**Material for this exercise**:
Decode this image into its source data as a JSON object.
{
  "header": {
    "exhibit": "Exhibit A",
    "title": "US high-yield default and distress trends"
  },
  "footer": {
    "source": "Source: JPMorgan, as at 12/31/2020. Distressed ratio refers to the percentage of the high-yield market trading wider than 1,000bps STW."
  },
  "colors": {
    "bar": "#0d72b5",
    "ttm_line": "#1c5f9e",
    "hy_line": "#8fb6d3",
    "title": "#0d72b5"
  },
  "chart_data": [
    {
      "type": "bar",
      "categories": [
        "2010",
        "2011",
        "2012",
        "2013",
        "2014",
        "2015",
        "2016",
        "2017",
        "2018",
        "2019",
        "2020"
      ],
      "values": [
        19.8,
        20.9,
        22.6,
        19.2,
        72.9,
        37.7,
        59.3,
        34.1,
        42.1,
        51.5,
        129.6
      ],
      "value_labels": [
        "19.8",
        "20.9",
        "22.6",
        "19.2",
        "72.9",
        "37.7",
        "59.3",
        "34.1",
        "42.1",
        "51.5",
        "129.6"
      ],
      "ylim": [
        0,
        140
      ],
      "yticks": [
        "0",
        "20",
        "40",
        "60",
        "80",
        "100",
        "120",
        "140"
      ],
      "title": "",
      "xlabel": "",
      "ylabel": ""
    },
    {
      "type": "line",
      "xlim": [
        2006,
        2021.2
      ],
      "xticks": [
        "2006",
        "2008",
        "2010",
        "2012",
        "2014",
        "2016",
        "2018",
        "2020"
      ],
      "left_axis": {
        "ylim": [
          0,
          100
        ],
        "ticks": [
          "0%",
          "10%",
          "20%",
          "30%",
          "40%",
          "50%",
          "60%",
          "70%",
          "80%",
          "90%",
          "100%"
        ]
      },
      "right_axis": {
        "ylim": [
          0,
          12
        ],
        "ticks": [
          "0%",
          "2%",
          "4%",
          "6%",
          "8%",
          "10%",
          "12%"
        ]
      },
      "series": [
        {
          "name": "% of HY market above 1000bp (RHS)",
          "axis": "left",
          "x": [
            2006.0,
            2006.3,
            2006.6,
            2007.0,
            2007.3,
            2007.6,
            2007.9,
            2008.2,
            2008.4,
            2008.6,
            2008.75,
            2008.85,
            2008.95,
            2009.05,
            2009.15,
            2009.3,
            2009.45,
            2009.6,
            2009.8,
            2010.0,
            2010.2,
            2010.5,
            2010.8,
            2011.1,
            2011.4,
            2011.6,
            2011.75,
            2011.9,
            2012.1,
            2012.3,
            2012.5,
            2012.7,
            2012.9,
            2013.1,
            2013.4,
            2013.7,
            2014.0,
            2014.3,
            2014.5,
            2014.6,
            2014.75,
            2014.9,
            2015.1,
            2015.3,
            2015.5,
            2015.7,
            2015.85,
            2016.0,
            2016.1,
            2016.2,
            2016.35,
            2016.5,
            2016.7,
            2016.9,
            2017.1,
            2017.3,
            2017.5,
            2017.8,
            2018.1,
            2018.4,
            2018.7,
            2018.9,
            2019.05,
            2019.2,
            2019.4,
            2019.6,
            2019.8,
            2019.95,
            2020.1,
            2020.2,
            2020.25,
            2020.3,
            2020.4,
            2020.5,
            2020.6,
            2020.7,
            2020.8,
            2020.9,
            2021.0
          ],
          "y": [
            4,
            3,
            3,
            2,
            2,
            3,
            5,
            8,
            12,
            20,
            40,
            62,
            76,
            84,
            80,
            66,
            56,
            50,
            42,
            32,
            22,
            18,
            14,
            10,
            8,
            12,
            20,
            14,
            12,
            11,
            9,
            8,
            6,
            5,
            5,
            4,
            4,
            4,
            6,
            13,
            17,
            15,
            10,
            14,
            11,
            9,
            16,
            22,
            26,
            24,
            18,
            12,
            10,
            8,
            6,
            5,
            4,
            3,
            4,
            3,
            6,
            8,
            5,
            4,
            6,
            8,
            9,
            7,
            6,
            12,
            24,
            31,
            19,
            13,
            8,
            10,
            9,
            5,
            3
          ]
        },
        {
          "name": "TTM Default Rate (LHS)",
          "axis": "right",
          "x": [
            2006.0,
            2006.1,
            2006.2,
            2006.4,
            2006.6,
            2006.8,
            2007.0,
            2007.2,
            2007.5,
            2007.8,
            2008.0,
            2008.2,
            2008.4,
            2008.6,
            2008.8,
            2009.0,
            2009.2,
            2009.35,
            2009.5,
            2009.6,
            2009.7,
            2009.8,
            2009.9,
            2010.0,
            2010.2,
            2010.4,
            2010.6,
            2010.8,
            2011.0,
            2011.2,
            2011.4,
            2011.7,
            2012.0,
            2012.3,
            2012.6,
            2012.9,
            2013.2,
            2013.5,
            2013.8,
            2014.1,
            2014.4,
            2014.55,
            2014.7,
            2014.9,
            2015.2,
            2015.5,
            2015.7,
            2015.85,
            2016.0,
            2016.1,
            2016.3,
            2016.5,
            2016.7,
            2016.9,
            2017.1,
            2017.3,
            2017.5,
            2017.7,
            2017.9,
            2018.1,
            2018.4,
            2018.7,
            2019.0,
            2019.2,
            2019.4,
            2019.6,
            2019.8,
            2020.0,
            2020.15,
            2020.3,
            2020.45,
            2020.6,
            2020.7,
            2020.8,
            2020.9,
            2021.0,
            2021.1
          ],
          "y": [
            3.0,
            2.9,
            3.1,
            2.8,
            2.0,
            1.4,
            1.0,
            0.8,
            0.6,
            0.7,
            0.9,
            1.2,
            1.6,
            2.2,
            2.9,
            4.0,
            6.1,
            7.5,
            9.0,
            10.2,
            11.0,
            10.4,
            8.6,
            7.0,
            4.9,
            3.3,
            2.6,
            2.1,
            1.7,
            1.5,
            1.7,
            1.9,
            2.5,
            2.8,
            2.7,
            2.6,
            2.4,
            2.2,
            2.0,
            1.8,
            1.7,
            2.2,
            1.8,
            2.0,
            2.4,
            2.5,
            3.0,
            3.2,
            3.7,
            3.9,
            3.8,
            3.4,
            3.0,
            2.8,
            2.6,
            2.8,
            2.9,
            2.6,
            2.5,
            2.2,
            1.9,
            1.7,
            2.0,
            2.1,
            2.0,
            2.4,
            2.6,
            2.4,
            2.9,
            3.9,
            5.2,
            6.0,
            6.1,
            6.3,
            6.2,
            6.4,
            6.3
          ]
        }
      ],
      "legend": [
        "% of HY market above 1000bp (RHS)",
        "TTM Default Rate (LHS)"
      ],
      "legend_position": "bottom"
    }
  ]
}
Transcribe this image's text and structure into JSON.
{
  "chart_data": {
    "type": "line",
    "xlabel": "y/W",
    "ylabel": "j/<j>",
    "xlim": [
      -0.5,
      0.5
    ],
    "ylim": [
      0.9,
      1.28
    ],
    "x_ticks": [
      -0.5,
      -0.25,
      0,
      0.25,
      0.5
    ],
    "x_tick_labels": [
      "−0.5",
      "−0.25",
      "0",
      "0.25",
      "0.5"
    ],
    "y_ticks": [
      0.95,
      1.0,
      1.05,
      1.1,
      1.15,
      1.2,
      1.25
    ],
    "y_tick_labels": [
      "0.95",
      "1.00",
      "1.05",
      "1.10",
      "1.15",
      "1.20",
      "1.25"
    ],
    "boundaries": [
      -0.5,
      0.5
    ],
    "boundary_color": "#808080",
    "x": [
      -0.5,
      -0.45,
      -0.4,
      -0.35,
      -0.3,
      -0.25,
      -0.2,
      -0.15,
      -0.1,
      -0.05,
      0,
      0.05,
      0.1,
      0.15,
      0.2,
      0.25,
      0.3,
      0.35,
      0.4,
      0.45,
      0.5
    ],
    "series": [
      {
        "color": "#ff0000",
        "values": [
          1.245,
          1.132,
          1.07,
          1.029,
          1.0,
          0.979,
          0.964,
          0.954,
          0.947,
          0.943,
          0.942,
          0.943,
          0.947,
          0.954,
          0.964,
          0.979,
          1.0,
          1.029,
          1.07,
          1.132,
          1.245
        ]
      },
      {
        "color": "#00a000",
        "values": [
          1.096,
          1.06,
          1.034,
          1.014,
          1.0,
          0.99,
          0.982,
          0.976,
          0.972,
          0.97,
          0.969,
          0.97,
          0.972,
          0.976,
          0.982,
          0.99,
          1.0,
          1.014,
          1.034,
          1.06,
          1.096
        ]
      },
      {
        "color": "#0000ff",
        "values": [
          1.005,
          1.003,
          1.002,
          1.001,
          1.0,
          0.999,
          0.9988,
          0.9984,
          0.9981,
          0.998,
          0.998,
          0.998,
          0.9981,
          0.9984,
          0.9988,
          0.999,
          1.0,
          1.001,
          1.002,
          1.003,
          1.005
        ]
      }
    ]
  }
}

**Given instruction**:
Look through the entries and find each line that has the string "image". Copy those lines.

**Task answer**:
Decode this image into its source data as a JSON object.
Transcribe this image's text and structure into JSON.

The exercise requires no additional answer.